- **Do this**: Without omitting anything, return the records precisely as given.

===== Records to use

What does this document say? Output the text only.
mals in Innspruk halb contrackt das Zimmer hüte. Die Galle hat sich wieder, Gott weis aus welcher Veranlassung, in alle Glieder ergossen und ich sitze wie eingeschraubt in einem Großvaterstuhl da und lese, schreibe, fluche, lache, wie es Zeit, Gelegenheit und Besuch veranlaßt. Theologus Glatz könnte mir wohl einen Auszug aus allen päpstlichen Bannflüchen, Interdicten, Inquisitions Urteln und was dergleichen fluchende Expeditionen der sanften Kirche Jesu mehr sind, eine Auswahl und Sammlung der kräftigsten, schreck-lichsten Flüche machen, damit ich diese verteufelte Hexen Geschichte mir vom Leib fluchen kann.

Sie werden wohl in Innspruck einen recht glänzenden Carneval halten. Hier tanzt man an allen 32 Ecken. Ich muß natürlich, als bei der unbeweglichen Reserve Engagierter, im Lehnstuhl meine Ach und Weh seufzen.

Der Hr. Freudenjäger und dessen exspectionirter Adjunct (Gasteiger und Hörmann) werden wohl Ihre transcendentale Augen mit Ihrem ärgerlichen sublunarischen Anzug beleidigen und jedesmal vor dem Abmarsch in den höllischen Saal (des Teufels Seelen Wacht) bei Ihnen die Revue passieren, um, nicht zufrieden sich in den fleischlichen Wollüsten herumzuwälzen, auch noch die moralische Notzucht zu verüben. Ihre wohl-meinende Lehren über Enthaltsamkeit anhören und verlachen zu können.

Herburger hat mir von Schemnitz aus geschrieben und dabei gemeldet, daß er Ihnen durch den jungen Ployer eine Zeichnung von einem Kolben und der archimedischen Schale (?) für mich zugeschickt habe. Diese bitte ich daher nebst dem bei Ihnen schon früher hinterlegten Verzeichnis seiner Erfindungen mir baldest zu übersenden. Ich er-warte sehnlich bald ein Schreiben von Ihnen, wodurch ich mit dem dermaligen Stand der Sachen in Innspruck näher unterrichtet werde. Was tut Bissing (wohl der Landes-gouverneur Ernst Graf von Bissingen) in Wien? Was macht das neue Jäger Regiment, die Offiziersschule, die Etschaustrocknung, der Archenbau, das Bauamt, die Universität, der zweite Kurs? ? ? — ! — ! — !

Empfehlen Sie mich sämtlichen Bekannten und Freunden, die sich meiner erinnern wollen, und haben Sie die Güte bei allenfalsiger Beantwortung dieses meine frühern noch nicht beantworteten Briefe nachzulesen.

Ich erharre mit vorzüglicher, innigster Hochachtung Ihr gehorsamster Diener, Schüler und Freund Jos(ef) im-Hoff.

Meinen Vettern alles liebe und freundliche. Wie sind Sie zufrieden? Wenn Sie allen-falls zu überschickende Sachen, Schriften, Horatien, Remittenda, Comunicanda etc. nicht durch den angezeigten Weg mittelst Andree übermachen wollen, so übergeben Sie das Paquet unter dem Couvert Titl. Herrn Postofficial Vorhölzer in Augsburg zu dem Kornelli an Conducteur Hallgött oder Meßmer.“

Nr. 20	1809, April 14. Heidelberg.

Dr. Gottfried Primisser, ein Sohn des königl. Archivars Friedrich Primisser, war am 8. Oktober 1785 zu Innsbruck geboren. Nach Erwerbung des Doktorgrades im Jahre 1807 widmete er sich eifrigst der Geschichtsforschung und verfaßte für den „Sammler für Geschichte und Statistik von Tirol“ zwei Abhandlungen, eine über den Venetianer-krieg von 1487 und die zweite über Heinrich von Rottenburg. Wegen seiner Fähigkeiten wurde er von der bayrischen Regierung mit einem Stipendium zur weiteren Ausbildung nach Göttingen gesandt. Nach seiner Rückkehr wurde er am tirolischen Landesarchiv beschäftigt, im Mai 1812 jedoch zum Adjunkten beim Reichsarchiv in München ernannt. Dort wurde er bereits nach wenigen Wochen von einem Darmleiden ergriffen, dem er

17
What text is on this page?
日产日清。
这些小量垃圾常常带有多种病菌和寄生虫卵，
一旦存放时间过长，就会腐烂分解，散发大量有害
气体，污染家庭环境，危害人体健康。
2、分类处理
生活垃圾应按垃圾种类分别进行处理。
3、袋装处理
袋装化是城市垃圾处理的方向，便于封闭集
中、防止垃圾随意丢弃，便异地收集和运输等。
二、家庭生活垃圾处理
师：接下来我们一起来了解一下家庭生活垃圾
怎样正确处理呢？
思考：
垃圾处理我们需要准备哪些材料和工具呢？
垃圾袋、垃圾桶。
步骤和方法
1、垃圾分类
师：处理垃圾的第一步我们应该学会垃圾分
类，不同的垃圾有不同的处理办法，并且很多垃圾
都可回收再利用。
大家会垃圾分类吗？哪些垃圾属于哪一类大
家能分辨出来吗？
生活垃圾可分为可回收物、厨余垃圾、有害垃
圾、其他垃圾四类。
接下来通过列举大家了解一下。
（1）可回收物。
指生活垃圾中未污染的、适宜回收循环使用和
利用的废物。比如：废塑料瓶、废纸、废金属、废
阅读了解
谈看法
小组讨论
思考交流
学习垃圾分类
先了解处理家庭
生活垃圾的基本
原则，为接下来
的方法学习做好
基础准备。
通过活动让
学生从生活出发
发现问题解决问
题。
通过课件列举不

==========

- **Final answer**:
What does this document say? Output the text only.
mals in Innspruk halb contrackt das Zimmer hüte. Die Galle hat sich wieder, Gott weis aus welcher Veranlassung, in alle Glieder ergossen und ich sitze wie eingeschraubt in einem Großvaterstuhl da und lese, schreibe, fluche, lache, wie es Zeit, Gelegenheit und Besuch veranlaßt. Theologus Glatz könnte mir wohl einen Auszug aus allen päpstlichen Bannflüchen, Interdicten, Inquisitions Urteln und was dergleichen fluchende Expeditionen der sanften Kirche Jesu mehr sind, eine Auswahl und Sammlung der kräftigsten, schreck-lichsten Flüche machen, damit ich diese verteufelte Hexen Geschichte mir vom Leib fluchen kann.

Sie werden wohl in Innspruck einen recht glänzenden Carneval halten. Hier tanzt man an allen 32 Ecken. Ich muß natürlich, als bei der unbeweglichen Reserve Engagierter, im Lehnstuhl meine Ach und Weh seufzen.

Der Hr. Freudenjäger und dessen exspectionirter Adjunct (Gasteiger und Hörmann) werden wohl Ihre transcendentale Augen mit Ihrem ärgerlichen sublunarischen Anzug beleidigen und jedesmal vor dem Abmarsch in den höllischen Saal (des Teufels Seelen Wacht) bei Ihnen die Revue passieren, um, nicht zufrieden sich in den fleischlichen Wollüsten herumzuwälzen, auch noch die moralische Notzucht zu verüben. Ihre wohl-meinende Lehren über Enthaltsamkeit anhören und verlachen zu können.

Herburger hat mir von Schemnitz aus geschrieben und dabei gemeldet, daß er Ihnen durch den jungen Ployer eine Zeichnung von einem Kolben und der archimedischen Schale (?) für mich zugeschickt habe. Diese bitte ich daher nebst dem bei Ihnen schon früher hinterlegten Verzeichnis seiner Erfindungen mir baldest zu übersenden. Ich er-warte sehnlich bald ein Schreiben von Ihnen, wodurch ich mit dem dermaligen Stand der Sachen in Innspruck näher unterrichtet werde. Was tut Bissing (wohl der Landes-gouverneur Ernst Graf von Bissingen) in Wien? Was macht das neue Jäger Regiment, die Offiziersschule, die Etschaustrocknung, der Archenbau, das Bauamt, die Universität, der zweite Kurs? ? ? — ! — ! — !

Empfehlen Sie mich sämtlichen Bekannten und Freunden, die sich meiner erinnern wollen, und haben Sie die Güte bei allenfalsiger Beantwortung dieses meine frühern noch nicht beantworteten Briefe nachzulesen.

Ich erharre mit vorzüglicher, innigster Hochachtung Ihr gehorsamster Diener, Schüler und Freund Jos(ef) im-Hoff.

Meinen Vettern alles liebe und freundliche. Wie sind Sie zufrieden? Wenn Sie allen-falls zu überschickende Sachen, Schriften, Horatien, Remittenda, Comunicanda etc. nicht durch den angezeigten Weg mittelst Andree übermachen wollen, so übergeben Sie das Paquet unter dem Couvert Titl. Herrn Postofficial Vorhölzer in Augsburg zu dem Kornelli an Conducteur Hallgött oder Meßmer.“

Nr. 20	1809, April 14. Heidelberg.

Dr. Gottfried Primisser, ein Sohn des königl. Archivars Friedrich Primisser, war am 8. Oktober 1785 zu Innsbruck geboren. Nach Erwerbung des Doktorgrades im Jahre 1807 widmete er sich eifrigst der Geschichtsforschung und verfaßte für den „Sammler für Geschichte und Statistik von Tirol“ zwei Abhandlungen, eine über den Venetianer-krieg von 1487 und die zweite über Heinrich von Rottenburg. Wegen seiner Fähigkeiten wurde er von der bayrischen Regierung mit einem Stipendium zur weiteren Ausbildung nach Göttingen gesandt. Nach seiner Rückkehr wurde er am tirolischen Landesarchiv beschäftigt, im Mai 1812 jedoch zum Adjunkten beim Reichsarchiv in München ernannt. Dort wurde er bereits nach wenigen Wochen von einem Darmleiden ergriffen, dem er

17
What text is on this page?
日产日清。
这些小量垃圾常常带有多种病菌和寄生虫卵，
一旦存放时间过长，就会腐烂分解，散发大量有害
气体，污染家庭环境，危害人体健康。
2、分类处理
生活垃圾应按垃圾种类分别进行处理。
3、袋装处理
袋装化是城市垃圾处理的方向，便于封闭集
中、防止垃圾随意丢弃，便异地收集和运输等。
二、家庭生活垃圾处理
师：接下来我们一起来了解一下家庭生活垃圾
怎样正确处理呢？
思考：
垃圾处理我们需要准备哪些材料和工具呢？
垃圾袋、垃圾桶。
步骤和方法
1、垃圾分类
师：处理垃圾的第一步我们应该学会垃圾分
类，不同的垃圾有不同的处理办法，并且很多垃圾
都可回收再利用。
大家会垃圾分类吗？哪些垃圾属于哪一类大
家能分辨出来吗？
生活垃圾可分为可回收物、厨余垃圾、有害垃
圾、其他垃圾四类。
接下来通过列举大家了解一下。
（1）可回收物。
指生活垃圾中未污染的、适宜回收循环使用和
利用的废物。比如：废塑料瓶、废纸、废金属、废
阅读了解
谈看法
小组讨论
思考交流
学习垃圾分类
先了解处理家庭
生活垃圾的基本
原则，为接下来
的方法学习做好
基础准备。
通过活动让
学生从生活出发
发现问题解决问
题。
通过课件列举不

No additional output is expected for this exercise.